WHAT YOU WILL DO: Look for the word "title" in the entries below, then copy every line that has it.

START

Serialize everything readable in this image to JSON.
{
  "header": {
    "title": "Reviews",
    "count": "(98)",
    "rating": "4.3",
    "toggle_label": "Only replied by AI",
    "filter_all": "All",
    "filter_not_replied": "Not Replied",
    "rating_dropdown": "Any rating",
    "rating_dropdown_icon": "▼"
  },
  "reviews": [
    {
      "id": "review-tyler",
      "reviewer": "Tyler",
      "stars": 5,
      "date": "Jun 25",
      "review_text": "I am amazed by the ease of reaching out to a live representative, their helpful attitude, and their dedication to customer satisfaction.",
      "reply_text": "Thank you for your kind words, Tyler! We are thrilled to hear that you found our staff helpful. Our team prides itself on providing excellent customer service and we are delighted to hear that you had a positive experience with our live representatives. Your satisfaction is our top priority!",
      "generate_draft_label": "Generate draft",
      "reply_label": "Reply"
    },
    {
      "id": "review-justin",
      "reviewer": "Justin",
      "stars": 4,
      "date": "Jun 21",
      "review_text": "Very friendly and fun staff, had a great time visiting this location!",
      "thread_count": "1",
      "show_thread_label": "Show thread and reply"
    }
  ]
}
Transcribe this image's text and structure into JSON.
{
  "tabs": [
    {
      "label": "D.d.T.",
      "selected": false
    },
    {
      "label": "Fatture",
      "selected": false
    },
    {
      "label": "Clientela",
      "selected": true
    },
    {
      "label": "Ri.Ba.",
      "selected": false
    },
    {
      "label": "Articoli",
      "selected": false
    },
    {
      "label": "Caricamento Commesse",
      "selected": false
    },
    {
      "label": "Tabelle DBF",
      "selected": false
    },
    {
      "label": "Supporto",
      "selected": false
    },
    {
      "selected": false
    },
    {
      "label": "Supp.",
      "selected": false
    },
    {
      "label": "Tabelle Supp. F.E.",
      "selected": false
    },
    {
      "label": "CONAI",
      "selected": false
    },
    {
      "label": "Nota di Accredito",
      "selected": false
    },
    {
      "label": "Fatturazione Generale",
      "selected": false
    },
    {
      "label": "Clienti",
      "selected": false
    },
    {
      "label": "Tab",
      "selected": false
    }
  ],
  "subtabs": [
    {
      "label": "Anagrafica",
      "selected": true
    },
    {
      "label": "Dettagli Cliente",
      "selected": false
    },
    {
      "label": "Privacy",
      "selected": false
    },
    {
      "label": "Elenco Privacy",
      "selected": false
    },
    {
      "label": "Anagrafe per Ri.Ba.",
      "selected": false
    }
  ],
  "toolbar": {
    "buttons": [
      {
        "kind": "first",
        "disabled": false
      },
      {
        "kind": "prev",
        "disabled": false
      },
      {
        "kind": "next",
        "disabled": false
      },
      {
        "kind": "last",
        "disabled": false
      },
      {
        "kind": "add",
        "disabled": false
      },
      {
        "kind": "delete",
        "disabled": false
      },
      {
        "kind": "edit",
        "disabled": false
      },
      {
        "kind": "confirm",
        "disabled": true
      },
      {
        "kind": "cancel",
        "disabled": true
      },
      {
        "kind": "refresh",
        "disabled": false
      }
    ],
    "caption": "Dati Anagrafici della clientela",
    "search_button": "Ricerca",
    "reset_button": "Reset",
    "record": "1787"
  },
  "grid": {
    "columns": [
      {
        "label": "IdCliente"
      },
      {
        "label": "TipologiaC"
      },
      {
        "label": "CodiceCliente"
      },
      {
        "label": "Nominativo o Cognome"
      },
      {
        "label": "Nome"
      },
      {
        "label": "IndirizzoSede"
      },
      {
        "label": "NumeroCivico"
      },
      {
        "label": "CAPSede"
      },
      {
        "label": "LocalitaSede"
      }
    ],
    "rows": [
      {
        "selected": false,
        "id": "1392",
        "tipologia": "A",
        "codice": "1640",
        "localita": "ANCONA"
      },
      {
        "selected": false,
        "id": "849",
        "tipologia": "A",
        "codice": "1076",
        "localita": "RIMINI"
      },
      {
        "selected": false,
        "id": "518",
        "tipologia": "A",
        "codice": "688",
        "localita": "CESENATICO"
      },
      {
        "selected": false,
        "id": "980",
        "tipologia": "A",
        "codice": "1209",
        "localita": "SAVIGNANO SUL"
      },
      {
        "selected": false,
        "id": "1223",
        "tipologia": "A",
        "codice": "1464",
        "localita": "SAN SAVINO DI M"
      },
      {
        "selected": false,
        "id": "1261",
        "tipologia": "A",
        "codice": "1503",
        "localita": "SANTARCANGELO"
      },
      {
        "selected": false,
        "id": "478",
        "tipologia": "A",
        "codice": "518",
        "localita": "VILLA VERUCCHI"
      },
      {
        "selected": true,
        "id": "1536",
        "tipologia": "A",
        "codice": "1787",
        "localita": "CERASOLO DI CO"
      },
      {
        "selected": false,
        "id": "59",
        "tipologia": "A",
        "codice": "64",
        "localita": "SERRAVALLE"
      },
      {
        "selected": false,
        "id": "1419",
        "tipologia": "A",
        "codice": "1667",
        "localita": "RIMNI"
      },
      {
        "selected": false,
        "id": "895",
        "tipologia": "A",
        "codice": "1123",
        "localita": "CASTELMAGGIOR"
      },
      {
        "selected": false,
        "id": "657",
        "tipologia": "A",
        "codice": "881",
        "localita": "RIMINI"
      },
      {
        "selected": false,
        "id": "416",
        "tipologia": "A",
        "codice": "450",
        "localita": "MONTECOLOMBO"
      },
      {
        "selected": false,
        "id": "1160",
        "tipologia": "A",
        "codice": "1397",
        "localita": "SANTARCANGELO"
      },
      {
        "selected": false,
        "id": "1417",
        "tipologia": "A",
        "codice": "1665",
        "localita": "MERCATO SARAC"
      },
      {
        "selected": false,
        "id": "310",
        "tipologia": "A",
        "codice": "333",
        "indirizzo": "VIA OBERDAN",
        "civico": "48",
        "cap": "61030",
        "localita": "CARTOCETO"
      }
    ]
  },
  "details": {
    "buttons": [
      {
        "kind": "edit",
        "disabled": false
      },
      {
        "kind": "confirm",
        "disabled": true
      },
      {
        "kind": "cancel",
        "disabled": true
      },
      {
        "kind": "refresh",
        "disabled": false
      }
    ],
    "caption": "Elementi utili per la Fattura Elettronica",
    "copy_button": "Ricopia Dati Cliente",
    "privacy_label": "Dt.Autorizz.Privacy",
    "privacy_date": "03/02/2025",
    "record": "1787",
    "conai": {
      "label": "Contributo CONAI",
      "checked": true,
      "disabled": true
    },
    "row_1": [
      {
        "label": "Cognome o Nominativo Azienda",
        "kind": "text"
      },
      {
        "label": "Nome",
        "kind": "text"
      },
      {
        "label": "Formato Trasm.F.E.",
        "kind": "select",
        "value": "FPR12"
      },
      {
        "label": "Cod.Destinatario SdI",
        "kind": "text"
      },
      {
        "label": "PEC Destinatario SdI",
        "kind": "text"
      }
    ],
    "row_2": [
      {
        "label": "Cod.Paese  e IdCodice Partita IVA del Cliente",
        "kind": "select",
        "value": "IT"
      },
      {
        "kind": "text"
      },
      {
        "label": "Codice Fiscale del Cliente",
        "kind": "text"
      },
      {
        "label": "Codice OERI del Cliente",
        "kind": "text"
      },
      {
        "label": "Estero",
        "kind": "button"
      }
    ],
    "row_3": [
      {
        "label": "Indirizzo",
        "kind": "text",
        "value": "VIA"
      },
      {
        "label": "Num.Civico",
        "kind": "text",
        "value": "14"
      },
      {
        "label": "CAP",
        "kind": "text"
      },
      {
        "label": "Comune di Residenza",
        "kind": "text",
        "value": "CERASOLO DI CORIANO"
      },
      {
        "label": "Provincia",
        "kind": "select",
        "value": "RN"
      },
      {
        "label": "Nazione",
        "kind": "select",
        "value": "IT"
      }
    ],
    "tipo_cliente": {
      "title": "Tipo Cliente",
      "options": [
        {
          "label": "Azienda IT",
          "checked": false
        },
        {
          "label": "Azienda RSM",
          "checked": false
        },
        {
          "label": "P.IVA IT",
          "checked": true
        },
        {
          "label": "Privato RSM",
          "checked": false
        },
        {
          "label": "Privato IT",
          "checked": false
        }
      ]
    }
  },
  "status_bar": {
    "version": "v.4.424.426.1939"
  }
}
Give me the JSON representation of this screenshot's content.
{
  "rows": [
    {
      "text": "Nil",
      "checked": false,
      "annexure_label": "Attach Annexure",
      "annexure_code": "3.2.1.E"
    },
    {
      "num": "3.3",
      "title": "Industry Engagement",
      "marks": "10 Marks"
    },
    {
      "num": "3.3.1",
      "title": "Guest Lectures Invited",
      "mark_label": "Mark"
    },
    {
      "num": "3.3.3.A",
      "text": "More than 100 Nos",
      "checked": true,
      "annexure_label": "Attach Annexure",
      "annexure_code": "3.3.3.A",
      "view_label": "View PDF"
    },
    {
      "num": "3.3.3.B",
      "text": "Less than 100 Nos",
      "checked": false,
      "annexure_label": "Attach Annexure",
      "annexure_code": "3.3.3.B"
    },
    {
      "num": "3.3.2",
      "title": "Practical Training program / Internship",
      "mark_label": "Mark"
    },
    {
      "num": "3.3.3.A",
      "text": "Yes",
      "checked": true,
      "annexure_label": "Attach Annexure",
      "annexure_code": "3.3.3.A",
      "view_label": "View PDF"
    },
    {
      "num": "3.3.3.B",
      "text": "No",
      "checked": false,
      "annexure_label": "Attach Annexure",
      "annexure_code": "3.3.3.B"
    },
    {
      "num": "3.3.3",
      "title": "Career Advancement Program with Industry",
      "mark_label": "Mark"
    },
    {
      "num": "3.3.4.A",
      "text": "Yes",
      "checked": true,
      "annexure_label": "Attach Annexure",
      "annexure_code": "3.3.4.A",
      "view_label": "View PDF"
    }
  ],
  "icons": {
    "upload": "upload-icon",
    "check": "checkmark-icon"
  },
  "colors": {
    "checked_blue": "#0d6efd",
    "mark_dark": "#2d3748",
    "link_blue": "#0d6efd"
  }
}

END

EXERCISE RESULT:
    "title": "Reviews",
      "title": "Tipo Cliente",
      "title": "Industry Engagement",
      "title": "Guest Lectures Invited",
      "title": "Practical Training program / Internship",
      "title": "Career Advancement Program with Industry",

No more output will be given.